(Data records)

(begin)

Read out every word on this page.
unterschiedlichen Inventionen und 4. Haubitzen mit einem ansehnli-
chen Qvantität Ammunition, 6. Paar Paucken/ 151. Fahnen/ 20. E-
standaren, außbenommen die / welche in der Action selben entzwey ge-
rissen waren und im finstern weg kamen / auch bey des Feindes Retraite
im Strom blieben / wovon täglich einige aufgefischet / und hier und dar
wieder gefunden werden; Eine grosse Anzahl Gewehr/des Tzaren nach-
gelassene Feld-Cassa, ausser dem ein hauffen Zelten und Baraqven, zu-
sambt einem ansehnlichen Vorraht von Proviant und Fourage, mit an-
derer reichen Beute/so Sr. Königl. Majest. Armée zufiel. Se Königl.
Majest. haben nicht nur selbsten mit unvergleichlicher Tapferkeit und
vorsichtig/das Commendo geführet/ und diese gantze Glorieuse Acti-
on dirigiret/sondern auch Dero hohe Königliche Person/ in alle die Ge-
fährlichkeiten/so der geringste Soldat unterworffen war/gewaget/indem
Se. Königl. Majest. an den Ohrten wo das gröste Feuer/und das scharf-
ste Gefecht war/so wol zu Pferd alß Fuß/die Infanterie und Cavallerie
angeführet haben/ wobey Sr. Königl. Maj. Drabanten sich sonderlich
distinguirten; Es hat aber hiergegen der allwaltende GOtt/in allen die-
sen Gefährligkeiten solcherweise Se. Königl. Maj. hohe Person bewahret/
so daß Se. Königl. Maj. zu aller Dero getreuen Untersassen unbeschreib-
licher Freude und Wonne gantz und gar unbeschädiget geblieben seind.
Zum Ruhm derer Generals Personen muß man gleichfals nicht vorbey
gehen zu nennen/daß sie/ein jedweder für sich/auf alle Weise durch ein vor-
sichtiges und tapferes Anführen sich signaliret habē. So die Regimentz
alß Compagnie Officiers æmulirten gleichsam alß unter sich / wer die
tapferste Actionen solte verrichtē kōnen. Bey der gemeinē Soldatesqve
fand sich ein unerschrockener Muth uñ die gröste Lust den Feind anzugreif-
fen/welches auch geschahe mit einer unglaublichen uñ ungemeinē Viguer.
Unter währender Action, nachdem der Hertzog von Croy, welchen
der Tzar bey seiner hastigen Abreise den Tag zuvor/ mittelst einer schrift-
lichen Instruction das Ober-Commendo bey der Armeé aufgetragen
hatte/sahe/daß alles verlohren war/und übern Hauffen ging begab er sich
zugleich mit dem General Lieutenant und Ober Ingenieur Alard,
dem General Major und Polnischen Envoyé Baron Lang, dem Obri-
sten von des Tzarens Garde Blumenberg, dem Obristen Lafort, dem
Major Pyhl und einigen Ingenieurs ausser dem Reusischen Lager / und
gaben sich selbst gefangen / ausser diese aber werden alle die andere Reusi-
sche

(end)

*Directions*
In the entries above, identify every line with the string "ausser".

*Response*
gelassene Feld-Cassa, ausser dem ein hauffen Zelten und Baraqven, zu-
Major Pyhl und einigen Ingenieurs ausser dem Reusischen Lager / und
gaben sich selbst gefangen / ausser diese aber werden alle die andere Reusi-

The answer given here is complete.